(Dataset excerpts)
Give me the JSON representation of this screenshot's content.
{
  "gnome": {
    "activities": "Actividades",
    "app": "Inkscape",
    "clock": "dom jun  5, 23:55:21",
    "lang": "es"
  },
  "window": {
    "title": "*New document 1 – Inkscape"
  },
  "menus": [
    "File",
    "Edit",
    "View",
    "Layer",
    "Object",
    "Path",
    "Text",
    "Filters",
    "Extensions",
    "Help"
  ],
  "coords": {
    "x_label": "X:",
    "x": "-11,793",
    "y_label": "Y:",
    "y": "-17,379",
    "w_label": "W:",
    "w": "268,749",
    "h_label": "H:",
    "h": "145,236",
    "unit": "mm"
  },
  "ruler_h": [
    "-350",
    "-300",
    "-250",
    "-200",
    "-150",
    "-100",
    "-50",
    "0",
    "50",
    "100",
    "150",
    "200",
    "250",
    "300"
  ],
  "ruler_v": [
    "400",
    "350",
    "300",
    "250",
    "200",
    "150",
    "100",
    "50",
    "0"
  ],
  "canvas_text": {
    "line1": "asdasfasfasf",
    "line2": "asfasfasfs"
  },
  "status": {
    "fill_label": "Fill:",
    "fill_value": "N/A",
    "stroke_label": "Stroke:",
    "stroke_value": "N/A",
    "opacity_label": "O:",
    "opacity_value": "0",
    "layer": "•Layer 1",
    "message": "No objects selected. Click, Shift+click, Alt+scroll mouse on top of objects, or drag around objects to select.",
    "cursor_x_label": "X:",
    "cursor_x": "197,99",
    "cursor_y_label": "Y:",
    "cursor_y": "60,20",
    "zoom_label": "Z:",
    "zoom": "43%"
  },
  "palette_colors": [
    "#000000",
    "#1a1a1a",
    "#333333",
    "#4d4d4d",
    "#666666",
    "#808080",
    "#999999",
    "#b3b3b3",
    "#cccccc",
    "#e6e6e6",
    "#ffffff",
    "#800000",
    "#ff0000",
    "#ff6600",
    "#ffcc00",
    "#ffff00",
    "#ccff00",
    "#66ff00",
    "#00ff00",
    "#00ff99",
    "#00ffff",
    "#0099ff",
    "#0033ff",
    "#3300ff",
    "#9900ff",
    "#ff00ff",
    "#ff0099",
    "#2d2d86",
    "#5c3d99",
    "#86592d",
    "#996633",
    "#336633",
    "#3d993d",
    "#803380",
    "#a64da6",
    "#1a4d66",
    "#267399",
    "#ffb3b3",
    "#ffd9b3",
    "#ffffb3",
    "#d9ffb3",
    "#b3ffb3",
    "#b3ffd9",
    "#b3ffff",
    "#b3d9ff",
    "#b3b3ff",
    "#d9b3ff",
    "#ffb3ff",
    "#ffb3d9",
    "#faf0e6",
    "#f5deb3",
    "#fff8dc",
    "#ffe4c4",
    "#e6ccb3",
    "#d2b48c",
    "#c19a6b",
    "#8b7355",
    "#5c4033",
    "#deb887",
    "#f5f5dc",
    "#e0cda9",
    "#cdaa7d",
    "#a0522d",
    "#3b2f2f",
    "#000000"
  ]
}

» Work to do: Give back the data above exactly as it appears.

» Exercise response:
Give me the JSON representation of this screenshot's content.
{
  "gnome": {
    "activities": "Actividades",
    "app": "Inkscape",
    "clock": "dom jun  5, 23:55:21",
    "lang": "es"
  },
  "window": {
    "title": "*New document 1 – Inkscape"
  },
  "menus": [
    "File",
    "Edit",
    "View",
    "Layer",
    "Object",
    "Path",
    "Text",
    "Filters",
    "Extensions",
    "Help"
  ],
  "coords": {
    "x_label": "X:",
    "x": "-11,793",
    "y_label": "Y:",
    "y": "-17,379",
    "w_label": "W:",
    "w": "268,749",
    "h_label": "H:",
    "h": "145,236",
    "unit": "mm"
  },
  "ruler_h": [
    "-350",
    "-300",
    "-250",
    "-200",
    "-150",
    "-100",
    "-50",
    "0",
    "50",
    "100",
    "150",
    "200",
    "250",
    "300"
  ],
  "ruler_v": [
    "400",
    "350",
    "300",
    "250",
    "200",
    "150",
    "100",
    "50",
    "0"
  ],
  "canvas_text": {
    "line1": "asdasfasfasf",
    "line2": "asfasfasfs"
  },
  "status": {
    "fill_label": "Fill:",
    "fill_value": "N/A",
    "stroke_label": "Stroke:",
    "stroke_value": "N/A",
    "opacity_label": "O:",
    "opacity_value": "0",
    "layer": "•Layer 1",
    "message": "No objects selected. Click, Shift+click, Alt+scroll mouse on top of objects, or drag around objects to select.",
    "cursor_x_label": "X:",
    "cursor_x": "197,99",
    "cursor_y_label": "Y:",
    "cursor_y": "60,20",
    "zoom_label": "Z:",
    "zoom": "43%"
  },
  "palette_colors": [
    "#000000",
    "#1a1a1a",
    "#333333",
    "#4d4d4d",
    "#666666",
    "#808080",
    "#999999",
    "#b3b3b3",
    "#cccccc",
    "#e6e6e6",
    "#ffffff",
    "#800000",
    "#ff0000",
    "#ff6600",
    "#ffcc00",
    "#ffff00",
    "#ccff00",
    "#66ff00",
    "#00ff00",
    "#00ff99",
    "#00ffff",
    "#0099ff",
    "#0033ff",
    "#3300ff",
    "#9900ff",
    "#ff00ff",
    "#ff0099",
    "#2d2d86",
    "#5c3d99",
    "#86592d",
    "#996633",
    "#336633",
    "#3d993d",
    "#803380",
    "#a64da6",
    "#1a4d66",
    "#267399",
    "#ffb3b3",
    "#ffd9b3",
    "#ffffb3",
    "#d9ffb3",
    "#b3ffb3",
    "#b3ffd9",
    "#b3ffff",
    "#b3d9ff",
    "#b3b3ff",
    "#d9b3ff",
    "#ffb3ff",
    "#ffb3d9",
    "#faf0e6",
    "#f5deb3",
    "#fff8dc",
    "#ffe4c4",
    "#e6ccb3",
    "#d2b48c",
    "#c19a6b",
    "#8b7355",
    "#5c4033",
    "#deb887",
    "#f5f5dc",
    "#e0cda9",
    "#cdaa7d",
    "#a0522d",
    "#3b2f2f",
    "#000000"
  ]
}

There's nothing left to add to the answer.